• [THE TASK]: Put each line of the records below into a JSON list of strings, one string per line, and leave out any blank lines.

• [INPUT MATERIAL]:

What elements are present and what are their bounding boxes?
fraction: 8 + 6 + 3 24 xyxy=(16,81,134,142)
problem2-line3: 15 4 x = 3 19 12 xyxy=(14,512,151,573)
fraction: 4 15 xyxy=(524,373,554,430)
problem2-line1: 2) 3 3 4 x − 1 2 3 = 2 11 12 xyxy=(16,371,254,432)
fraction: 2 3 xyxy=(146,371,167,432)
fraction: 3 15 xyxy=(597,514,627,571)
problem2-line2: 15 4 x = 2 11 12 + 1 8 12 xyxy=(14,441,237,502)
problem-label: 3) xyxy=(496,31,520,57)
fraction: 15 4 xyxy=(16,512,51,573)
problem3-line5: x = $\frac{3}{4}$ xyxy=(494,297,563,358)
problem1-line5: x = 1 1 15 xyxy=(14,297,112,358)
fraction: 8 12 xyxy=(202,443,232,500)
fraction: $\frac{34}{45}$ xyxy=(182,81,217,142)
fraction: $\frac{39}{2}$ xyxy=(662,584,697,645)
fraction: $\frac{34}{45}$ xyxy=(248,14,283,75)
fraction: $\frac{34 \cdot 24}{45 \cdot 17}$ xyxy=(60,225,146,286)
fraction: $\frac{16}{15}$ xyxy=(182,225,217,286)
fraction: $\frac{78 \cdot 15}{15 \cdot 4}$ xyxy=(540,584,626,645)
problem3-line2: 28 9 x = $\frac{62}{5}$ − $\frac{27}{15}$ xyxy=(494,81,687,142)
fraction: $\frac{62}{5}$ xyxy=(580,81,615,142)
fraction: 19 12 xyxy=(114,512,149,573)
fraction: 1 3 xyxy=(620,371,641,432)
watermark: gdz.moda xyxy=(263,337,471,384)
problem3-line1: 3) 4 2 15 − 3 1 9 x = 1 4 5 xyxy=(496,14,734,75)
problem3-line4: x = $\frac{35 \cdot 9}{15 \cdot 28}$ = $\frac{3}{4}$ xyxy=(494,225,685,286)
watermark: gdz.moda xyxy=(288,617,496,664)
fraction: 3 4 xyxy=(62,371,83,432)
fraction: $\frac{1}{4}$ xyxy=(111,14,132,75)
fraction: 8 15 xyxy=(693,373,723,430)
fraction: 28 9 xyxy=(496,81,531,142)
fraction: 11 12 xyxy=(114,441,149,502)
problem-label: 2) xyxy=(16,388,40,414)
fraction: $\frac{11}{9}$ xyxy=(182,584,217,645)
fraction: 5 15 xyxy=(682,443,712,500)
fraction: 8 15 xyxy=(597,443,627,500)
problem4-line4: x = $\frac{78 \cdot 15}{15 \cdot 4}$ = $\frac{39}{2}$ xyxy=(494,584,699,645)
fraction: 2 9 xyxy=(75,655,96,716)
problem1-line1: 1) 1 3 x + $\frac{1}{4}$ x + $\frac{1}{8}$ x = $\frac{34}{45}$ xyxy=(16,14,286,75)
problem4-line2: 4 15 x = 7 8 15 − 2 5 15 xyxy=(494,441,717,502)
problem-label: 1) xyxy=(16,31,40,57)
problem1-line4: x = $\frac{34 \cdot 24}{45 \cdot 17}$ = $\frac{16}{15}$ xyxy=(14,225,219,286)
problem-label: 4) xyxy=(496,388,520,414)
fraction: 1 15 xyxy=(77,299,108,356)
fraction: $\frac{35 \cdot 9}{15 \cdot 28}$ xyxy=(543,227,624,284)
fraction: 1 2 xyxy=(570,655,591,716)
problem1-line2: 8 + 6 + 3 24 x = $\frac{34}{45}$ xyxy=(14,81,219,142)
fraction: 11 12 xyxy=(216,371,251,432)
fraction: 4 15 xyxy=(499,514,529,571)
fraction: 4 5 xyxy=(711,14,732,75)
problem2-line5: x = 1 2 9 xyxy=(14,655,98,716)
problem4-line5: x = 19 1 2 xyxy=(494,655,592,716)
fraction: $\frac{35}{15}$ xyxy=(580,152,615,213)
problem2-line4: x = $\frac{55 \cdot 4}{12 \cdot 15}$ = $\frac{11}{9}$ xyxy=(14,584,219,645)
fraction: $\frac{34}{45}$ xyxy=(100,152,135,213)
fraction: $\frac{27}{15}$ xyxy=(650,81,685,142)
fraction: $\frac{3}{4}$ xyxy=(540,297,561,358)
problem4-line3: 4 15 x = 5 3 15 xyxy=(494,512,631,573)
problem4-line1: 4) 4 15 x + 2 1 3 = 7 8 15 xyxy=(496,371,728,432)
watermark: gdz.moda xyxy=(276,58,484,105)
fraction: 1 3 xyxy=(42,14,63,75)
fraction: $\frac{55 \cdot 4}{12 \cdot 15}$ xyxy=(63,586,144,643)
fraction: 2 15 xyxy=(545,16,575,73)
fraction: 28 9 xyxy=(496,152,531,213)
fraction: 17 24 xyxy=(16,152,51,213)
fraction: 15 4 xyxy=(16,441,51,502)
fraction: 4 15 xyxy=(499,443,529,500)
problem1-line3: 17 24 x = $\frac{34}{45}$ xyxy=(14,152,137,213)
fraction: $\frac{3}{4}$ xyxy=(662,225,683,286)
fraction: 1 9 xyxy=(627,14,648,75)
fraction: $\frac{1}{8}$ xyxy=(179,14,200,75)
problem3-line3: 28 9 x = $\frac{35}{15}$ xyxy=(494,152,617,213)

• [ANSWER TO THIS TASK]:
[
  "What elements are present and what are their bounding boxes?",
  "fraction: 8 + 6 + 3 24 xyxy=(16,81,134,142)",
  "problem2-line3: 15 4 x = 3 19 12 xyxy=(14,512,151,573)",
  "fraction: 4 15 xyxy=(524,373,554,430)",
  "problem2-line1: 2) 3 3 4 x − 1 2 3 = 2 11 12 xyxy=(16,371,254,432)",
  "fraction: 2 3 xyxy=(146,371,167,432)",
  "fraction: 3 15 xyxy=(597,514,627,571)",
  "problem2-line2: 15 4 x = 2 11 12 + 1 8 12 xyxy=(14,441,237,502)",
  "problem-label: 3) xyxy=(496,31,520,57)",
  "fraction: 15 4 xyxy=(16,512,51,573)",
  "problem3-line5: x = $\\frac{3}{4}$ xyxy=(494,297,563,358)",
  "problem1-line5: x = 1 1 15 xyxy=(14,297,112,358)",
  "fraction: 8 12 xyxy=(202,443,232,500)",
  "fraction: $\\frac{34}{45}$ xyxy=(182,81,217,142)",
  "fraction: $\\frac{39}{2}$ xyxy=(662,584,697,645)",
  "fraction: $\\frac{34}{45}$ xyxy=(248,14,283,75)",
  "fraction: $\\frac{34 \\cdot 24}{45 \\cdot 17}$ xyxy=(60,225,146,286)",
  "fraction: $\\frac{16}{15}$ xyxy=(182,225,217,286)",
  "fraction: $\\frac{78 \\cdot 15}{15 \\cdot 4}$ xyxy=(540,584,626,645)",
  "problem3-line2: 28 9 x = $\\frac{62}{5}$ − $\\frac{27}{15}$ xyxy=(494,81,687,142)",
  "fraction: $\\frac{62}{5}$ xyxy=(580,81,615,142)",
  "fraction: 19 12 xyxy=(114,512,149,573)",
  "fraction: 1 3 xyxy=(620,371,641,432)",
  "watermark: gdz.moda xyxy=(263,337,471,384)",
  "problem3-line1: 3) 4 2 15 − 3 1 9 x = 1 4 5 xyxy=(496,14,734,75)",
  "problem3-line4: x = $\\frac{35 \\cdot 9}{15 \\cdot 28}$ = $\\frac{3}{4}$ xyxy=(494,225,685,286)",
  "watermark: gdz.moda xyxy=(288,617,496,664)",
  "fraction: 3 4 xyxy=(62,371,83,432)",
  "fraction: $\\frac{1}{4}$ xyxy=(111,14,132,75)",
  "fraction: 8 15 xyxy=(693,373,723,430)",
  "fraction: 28 9 xyxy=(496,81,531,142)",
  "fraction: 11 12 xyxy=(114,441,149,502)",
  "problem-label: 2) xyxy=(16,388,40,414)",
  "fraction: $\\frac{11}{9}$ xyxy=(182,584,217,645)",
  "fraction: 5 15 xyxy=(682,443,712,500)",
  "fraction: 8 15 xyxy=(597,443,627,500)",
  "problem4-line4: x = $\\frac{78 \\cdot 15}{15 \\cdot 4}$ = $\\frac{39}{2}$ xyxy=(494,584,699,645)",
  "fraction: 2 9 xyxy=(75,655,96,716)",
  "problem1-line1: 1) 1 3 x + $\\frac{1}{4}$ x + $\\frac{1}{8}$ x = $\\frac{34}{45}$ xyxy=(16,14,286,75)",
  "problem4-line2: 4 15 x = 7 8 15 − 2 5 15 xyxy=(494,441,717,502)",
  "problem-label: 1) xyxy=(16,31,40,57)",
  "problem1-line4: x = $\\frac{34 \\cdot 24}{45 \\cdot 17}$ = $\\frac{16}{15}$ xyxy=(14,225,219,286)",
  "problem-label: 4) xyxy=(496,388,520,414)",
  "fraction: 1 15 xyxy=(77,299,108,356)",
  "fraction: $\\frac{35 \\cdot 9}{15 \\cdot 28}$ xyxy=(543,227,624,284)",
  "fraction: 1 2 xyxy=(570,655,591,716)",
  "problem1-line2: 8 + 6 + 3 24 x = $\\frac{34}{45}$ xyxy=(14,81,219,142)",
  "fraction: 11 12 xyxy=(216,371,251,432)",
  "fraction: 4 15 xyxy=(499,514,529,571)",
  "fraction: 4 5 xyxy=(711,14,732,75)",
  "problem2-line5: x = 1 2 9 xyxy=(14,655,98,716)",
  "problem4-line5: x = 19 1 2 xyxy=(494,655,592,716)",
  "fraction: $\\frac{35}{15}$ xyxy=(580,152,615,213)",
  "problem2-line4: x = $\\frac{55 \\cdot 4}{12 \\cdot 15}$ = $\\frac{11}{9}$ xyxy=(14,584,219,645)",
  "fraction: $\\frac{34}{45}$ xyxy=(100,152,135,213)",
  "fraction: $\\frac{27}{15}$ xyxy=(650,81,685,142)",
  "fraction: $\\frac{3}{4}$ xyxy=(540,297,561,358)",
  "problem4-line3: 4 15 x = 5 3 15 xyxy=(494,512,631,573)",
  "problem4-line1: 4) 4 15 x + 2 1 3 = 7 8 15 xyxy=(496,371,728,432)",
  "watermark: gdz.moda xyxy=(276,58,484,105)",
  "fraction: 1 3 xyxy=(42,14,63,75)",
  "fraction: $\\frac{55 \\cdot 4}{12 \\cdot 15}$ xyxy=(63,586,144,643)",
  "fraction: 2 15 xyxy=(545,16,575,73)",
  "fraction: 28 9 xyxy=(496,152,531,213)",
  "fraction: 17 24 xyxy=(16,152,51,213)",
  "fraction: 15 4 xyxy=(16,441,51,502)",
  "fraction: 4 15 xyxy=(499,443,529,500)",
  "problem1-line3: 17 24 x = $\\frac{34}{45}$ xyxy=(14,152,137,213)",
  "fraction: $\\frac{3}{4}$ xyxy=(662,225,683,286)",
  "fraction: 1 9 xyxy=(627,14,648,75)",
  "fraction: $\\frac{1}{8}$ xyxy=(179,14,200,75)",
  "problem3-line3: 28 9 x = $\\frac{35}{15}$ xyxy=(494,152,617,213)"
]